# STATED TASK:
Copy each line that contains the word "this".

-------- DATA SHOWN --------

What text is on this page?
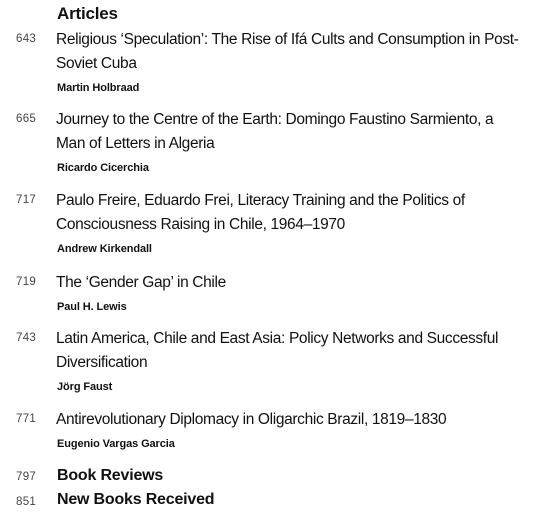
Articles
643 Religious ‘Speculation’: The Rise of Ifá Cults and Consumption in Post-
Soviet Cuba
Martin Holbraad
665 Journey to the Centre of the Earth: Domingo Faustino Sarmiento, a
Man of Letters in Algeria
Ricardo Cicerchia
717 Paulo Freire, Eduardo Frei, Literacy Training and the Politics of
Consciousness Raising in Chile, 1964–1970
Andrew Kirkendall
719 The ‘Gender Gap’ in Chile
Paul H. Lewis
743 Latin America, Chile and East Asia: Policy Networks and Successful
Diversification
Jörg Faust
771 Antirevolutionary Diplomacy in Oligarchic Brazil, 1819–1830
Eugenio Vargas Garcia
797 Book Reviews
851 New Books Received
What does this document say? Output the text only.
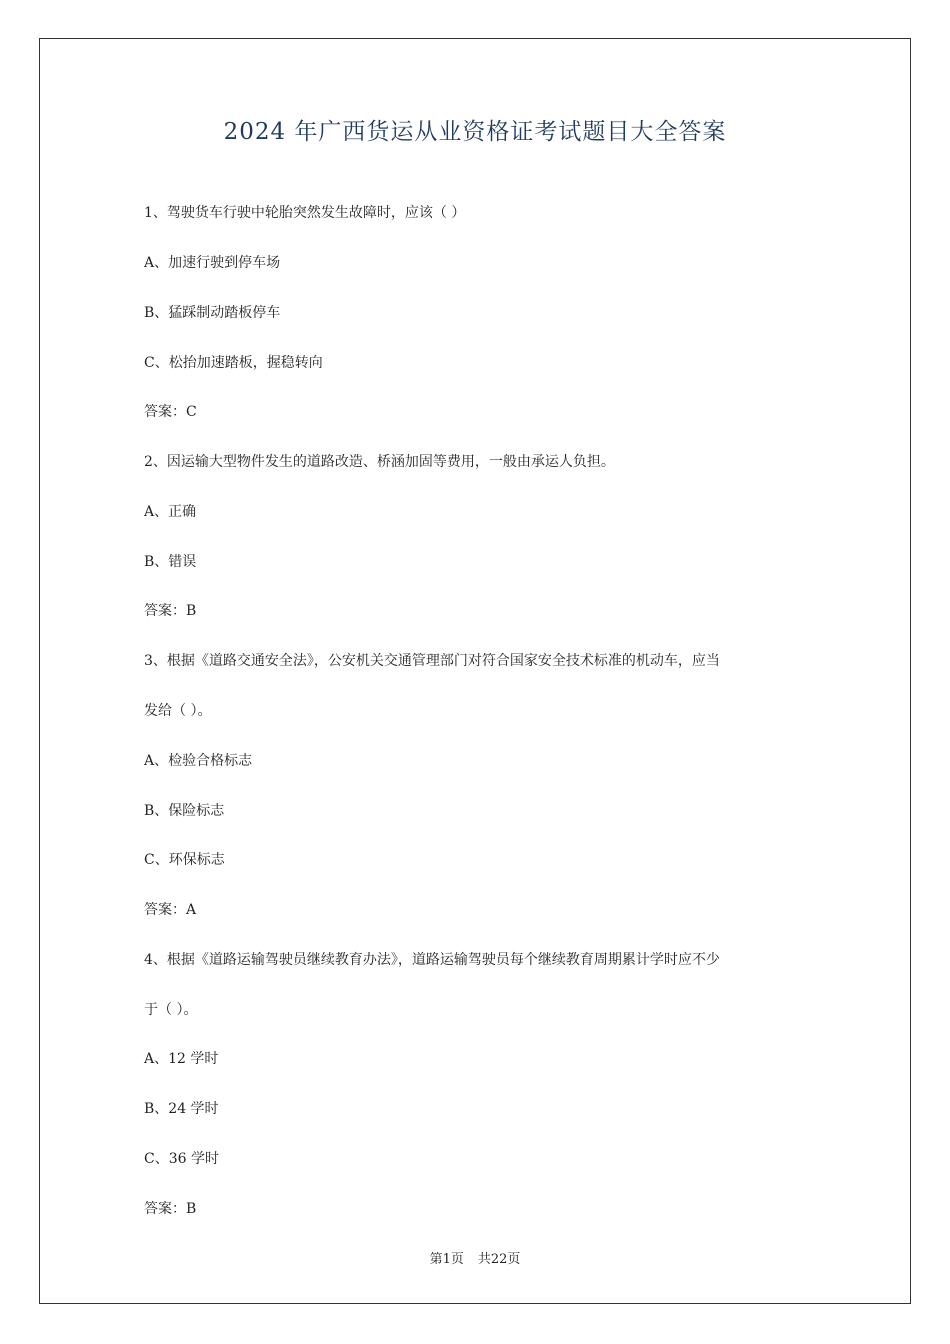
2024 年广西货运从业资格证考试题目大全答案
1、驾驶货车行驶中轮胎突然发生故障时，应该（ ）
A、加速行驶到停车场
B、猛踩制动踏板停车
C、松抬加速踏板，握稳转向
答案：C
2、因运输大型物件发生的道路改造、桥涵加固等费用，一般由承运人负担。
A、正确
B、错误
答案：B
3、根据《道路交通安全法》，公安机关交通管理部门对符合国家安全技术标准的机动车，应当
发给（ ）。
A、检验合格标志
B、保险标志
C、环保标志
答案：A
4、根据《道路运输驾驶员继续教育办法》，道路运输驾驶员每个继续教育周期累计学时应不少
于（ ）。
A、12 学时
B、24 学时
C、36 学时
答案：B
第1页 共22页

--------

# WRITTEN SOLUTION:
What text is on this page?
What does this document say? Output the text only.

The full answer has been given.